### EXERCISE 1
In the passage on the failure of CNS regeneration, where does the axonal growth called regeneration arise?
### EXERCISE 2
Proceed with the passage on the failure of CNS regeneration by writing on from its final sentence.

### SOURCE EXTRACT
----------------------------------------

Mechanisms Underlying the Failure of CNS Regeneration
There are several obstacles hindering the functional regeneration of CNS circuitry. These include both neuron-dependent intrinsic and neuron-independent extrinsic mechanisms. Neuron-intrinsic mechanisms that contribute to regeneration failure include the absence of appropriate expression levels or localization of receptors capable of transducing growth signals, the modulation of growth factor signaling cascades, and the lack of expression of regeneration-associated genes, such as growth-associated protein 43 (GAP-43), which are indicative of an active axonal growth state [22–26].
A number of neuron-extrinsic factors affect the regenerative capacity of CNS neurons. These extrinsic factors include the absence of a growth-promoting substrate, inflammation following SCI, reactive astrogliosis, inhibitory extracellular matrix proteins, myelin inhibitory proteins, induction of repulsive guidance cues, and the lack of trophic support in the injured CNS [27–33]. There are numerous experimental strategies for targeting these extrinsic mechanisms, which include providing growth-promoting substrates, mediating the inflammatory response to SCI, eliminating reactive astrogliosis, reducing inhibitory extracellular matrix and myelin proteins, attenuating repulsive guidance signals, as well as providing growth-promoting neurotrophic signals.
In examining strategies aimed at promoting axonal growth through modulation of either intrinsic or extrinsic mechanisms, plasticity of axons can be divided into 2 main categories: 1) sprouting and 2) regeneration. Regeneration refers to new axonal growth that arises at the injury site from the cut end of an axon. Sprouting, on the other hand, refers to axonal growth emerging from a spared axon adjoining the lesion site, or from a transected axon at some distance from the site of transection.

----------------------------------------

### DATA
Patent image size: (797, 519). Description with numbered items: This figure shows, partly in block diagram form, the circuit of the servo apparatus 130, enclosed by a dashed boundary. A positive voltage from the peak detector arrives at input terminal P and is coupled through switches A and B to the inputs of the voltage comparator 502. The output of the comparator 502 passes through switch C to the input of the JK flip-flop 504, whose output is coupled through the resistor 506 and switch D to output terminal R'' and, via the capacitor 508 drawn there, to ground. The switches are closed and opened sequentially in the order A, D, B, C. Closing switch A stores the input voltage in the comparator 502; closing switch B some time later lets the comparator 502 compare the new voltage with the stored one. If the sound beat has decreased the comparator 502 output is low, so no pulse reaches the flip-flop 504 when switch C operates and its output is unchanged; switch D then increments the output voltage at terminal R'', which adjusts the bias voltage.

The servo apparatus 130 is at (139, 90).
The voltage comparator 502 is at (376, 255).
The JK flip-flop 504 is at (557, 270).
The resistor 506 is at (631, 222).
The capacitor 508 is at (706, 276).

----------------------------------------

### ANSWER 1
At the injury site, from the cut end of an axon.

### ANSWER 2
Provision of Growth-Promoting Substrates to Sites of Injury
Pre-clinical research on SCI has focused primarily on the modulation of the extrinsic cellular environment with an emphasis on the differences between the relatively nonpermissive CNS environment for growth compared to the supportive peripheral nervous system environment. It has long been known that regeneration occurs following lesions to the peripheral nervous system, so it follows that the first attempts at bridging lesions in the CNS would graft segments of potentially permissive peripheral nerve. Grafting of peripheral nerve to the CNS dates back at least as far as the work of Ramón y Cajal in 1911 [34, 35]. Sugar and Gerard [36] demonstrated anatomical and physiological evidence of regeneration in the spinal cord through peripheral nerve grafts in 1940, though it was the work of Aguayo and colleagues that demonstrated a clear capacity for spinal cord regeneration through a peripheral graft using modern tracing methods [37, 38]. These studies demonstrated that (for at least some cell populations) lesioned CNS neurons are capable of regeneration if the injured CNS is grafted with a substrate permissive to growth.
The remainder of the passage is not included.